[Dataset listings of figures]
=====
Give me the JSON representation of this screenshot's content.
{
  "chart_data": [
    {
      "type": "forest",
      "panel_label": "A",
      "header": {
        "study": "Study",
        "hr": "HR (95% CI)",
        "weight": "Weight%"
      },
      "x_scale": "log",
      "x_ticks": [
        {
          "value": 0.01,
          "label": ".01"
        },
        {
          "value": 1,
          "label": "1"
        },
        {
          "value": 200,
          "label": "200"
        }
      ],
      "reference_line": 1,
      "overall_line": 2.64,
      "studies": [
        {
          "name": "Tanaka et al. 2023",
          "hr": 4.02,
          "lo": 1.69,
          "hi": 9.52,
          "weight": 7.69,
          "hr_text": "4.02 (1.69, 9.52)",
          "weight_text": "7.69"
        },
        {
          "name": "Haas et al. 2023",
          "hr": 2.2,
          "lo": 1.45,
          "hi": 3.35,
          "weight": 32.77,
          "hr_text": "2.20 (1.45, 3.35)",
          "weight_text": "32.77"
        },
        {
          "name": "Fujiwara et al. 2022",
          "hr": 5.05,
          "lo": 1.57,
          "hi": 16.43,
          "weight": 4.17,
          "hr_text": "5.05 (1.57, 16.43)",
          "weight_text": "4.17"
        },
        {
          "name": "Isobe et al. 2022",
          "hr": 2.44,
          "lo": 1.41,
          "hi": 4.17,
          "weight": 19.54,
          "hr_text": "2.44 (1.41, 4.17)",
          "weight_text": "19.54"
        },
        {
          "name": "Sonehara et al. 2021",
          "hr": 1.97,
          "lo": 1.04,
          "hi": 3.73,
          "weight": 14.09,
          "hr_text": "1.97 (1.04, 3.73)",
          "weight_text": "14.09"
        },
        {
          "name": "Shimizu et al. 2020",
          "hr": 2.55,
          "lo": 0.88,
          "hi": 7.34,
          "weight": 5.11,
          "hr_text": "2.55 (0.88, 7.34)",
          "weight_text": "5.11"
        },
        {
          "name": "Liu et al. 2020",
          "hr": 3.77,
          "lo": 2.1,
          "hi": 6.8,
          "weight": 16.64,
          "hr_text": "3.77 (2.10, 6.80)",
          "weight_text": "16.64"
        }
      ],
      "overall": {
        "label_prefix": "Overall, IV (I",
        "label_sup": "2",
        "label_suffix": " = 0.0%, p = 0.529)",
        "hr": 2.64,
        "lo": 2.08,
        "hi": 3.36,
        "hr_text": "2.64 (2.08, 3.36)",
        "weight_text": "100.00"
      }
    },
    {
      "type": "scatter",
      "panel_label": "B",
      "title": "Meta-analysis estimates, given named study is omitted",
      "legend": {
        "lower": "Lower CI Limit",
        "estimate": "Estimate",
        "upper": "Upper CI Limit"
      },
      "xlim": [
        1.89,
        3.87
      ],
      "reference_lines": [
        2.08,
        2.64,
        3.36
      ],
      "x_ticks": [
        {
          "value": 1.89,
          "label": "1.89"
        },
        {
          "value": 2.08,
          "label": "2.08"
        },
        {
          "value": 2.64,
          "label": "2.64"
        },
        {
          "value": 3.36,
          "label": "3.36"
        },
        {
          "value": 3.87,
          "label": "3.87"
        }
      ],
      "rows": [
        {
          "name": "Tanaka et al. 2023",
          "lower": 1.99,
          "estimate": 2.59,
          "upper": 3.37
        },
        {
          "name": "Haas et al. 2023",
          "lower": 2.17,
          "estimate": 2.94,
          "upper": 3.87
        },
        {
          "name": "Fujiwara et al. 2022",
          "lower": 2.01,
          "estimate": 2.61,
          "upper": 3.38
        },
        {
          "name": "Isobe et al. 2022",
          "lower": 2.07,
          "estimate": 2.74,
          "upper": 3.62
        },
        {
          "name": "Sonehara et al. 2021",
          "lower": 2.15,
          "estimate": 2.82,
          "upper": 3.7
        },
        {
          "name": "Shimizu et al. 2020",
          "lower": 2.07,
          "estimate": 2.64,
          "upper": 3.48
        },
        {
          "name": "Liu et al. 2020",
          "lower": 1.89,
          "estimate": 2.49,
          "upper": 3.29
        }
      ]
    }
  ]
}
=====
Repeat the data above, word for word.

● SOLUTION TO THIS PROBLEM:
Give me the JSON representation of this screenshot's content.
{
  "chart_data": [
    {
      "type": "forest",
      "panel_label": "A",
      "header": {
        "study": "Study",
        "hr": "HR (95% CI)",
        "weight": "Weight%"
      },
      "x_scale": "log",
      "x_ticks": [
        {
          "value": 0.01,
          "label": ".01"
        },
        {
          "value": 1,
          "label": "1"
        },
        {
          "value": 200,
          "label": "200"
        }
      ],
      "reference_line": 1,
      "overall_line": 2.64,
      "studies": [
        {
          "name": "Tanaka et al. 2023",
          "hr": 4.02,
          "lo": 1.69,
          "hi": 9.52,
          "weight": 7.69,
          "hr_text": "4.02 (1.69, 9.52)",
          "weight_text": "7.69"
        },
        {
          "name": "Haas et al. 2023",
          "hr": 2.2,
          "lo": 1.45,
          "hi": 3.35,
          "weight": 32.77,
          "hr_text": "2.20 (1.45, 3.35)",
          "weight_text": "32.77"
        },
        {
          "name": "Fujiwara et al. 2022",
          "hr": 5.05,
          "lo": 1.57,
          "hi": 16.43,
          "weight": 4.17,
          "hr_text": "5.05 (1.57, 16.43)",
          "weight_text": "4.17"
        },
        {
          "name": "Isobe et al. 2022",
          "hr": 2.44,
          "lo": 1.41,
          "hi": 4.17,
          "weight": 19.54,
          "hr_text": "2.44 (1.41, 4.17)",
          "weight_text": "19.54"
        },
        {
          "name": "Sonehara et al. 2021",
          "hr": 1.97,
          "lo": 1.04,
          "hi": 3.73,
          "weight": 14.09,
          "hr_text": "1.97 (1.04, 3.73)",
          "weight_text": "14.09"
        },
        {
          "name": "Shimizu et al. 2020",
          "hr": 2.55,
          "lo": 0.88,
          "hi": 7.34,
          "weight": 5.11,
          "hr_text": "2.55 (0.88, 7.34)",
          "weight_text": "5.11"
        },
        {
          "name": "Liu et al. 2020",
          "hr": 3.77,
          "lo": 2.1,
          "hi": 6.8,
          "weight": 16.64,
          "hr_text": "3.77 (2.10, 6.80)",
          "weight_text": "16.64"
        }
      ],
      "overall": {
        "label_prefix": "Overall, IV (I",
        "label_sup": "2",
        "label_suffix": " = 0.0%, p = 0.529)",
        "hr": 2.64,
        "lo": 2.08,
        "hi": 3.36,
        "hr_text": "2.64 (2.08, 3.36)",
        "weight_text": "100.00"
      }
    },
    {
      "type": "scatter",
      "panel_label": "B",
      "title": "Meta-analysis estimates, given named study is omitted",
      "legend": {
        "lower": "Lower CI Limit",
        "estimate": "Estimate",
        "upper": "Upper CI Limit"
      },
      "xlim": [
        1.89,
        3.87
      ],
      "reference_lines": [
        2.08,
        2.64,
        3.36
      ],
      "x_ticks": [
        {
          "value": 1.89,
          "label": "1.89"
        },
        {
          "value": 2.08,
          "label": "2.08"
        },
        {
          "value": 2.64,
          "label": "2.64"
        },
        {
          "value": 3.36,
          "label": "3.36"
        },
        {
          "value": 3.87,
          "label": "3.87"
        }
      ],
      "rows": [
        {
          "name": "Tanaka et al. 2023",
          "lower": 1.99,
          "estimate": 2.59,
          "upper": 3.37
        },
        {
          "name": "Haas et al. 2023",
          "lower": 2.17,
          "estimate": 2.94,
          "upper": 3.87
        },
        {
          "name": "Fujiwara et al. 2022",
          "lower": 2.01,
          "estimate": 2.61,
          "upper": 3.38
        },
        {
          "name": "Isobe et al. 2022",
          "lower": 2.07,
          "estimate": 2.74,
          "upper": 3.62
        },
        {
          "name": "Sonehara et al. 2021",
          "lower": 2.15,
          "estimate": 2.82,
          "upper": 3.7
        },
        {
          "name": "Shimizu et al. 2020",
          "lower": 2.07,
          "estimate": 2.64,
          "upper": 3.48
        },
        {
          "name": "Liu et al. 2020",
          "lower": 1.89,
          "estimate": 2.49,
          "upper": 3.29
        }
      ]
    }
  ]
}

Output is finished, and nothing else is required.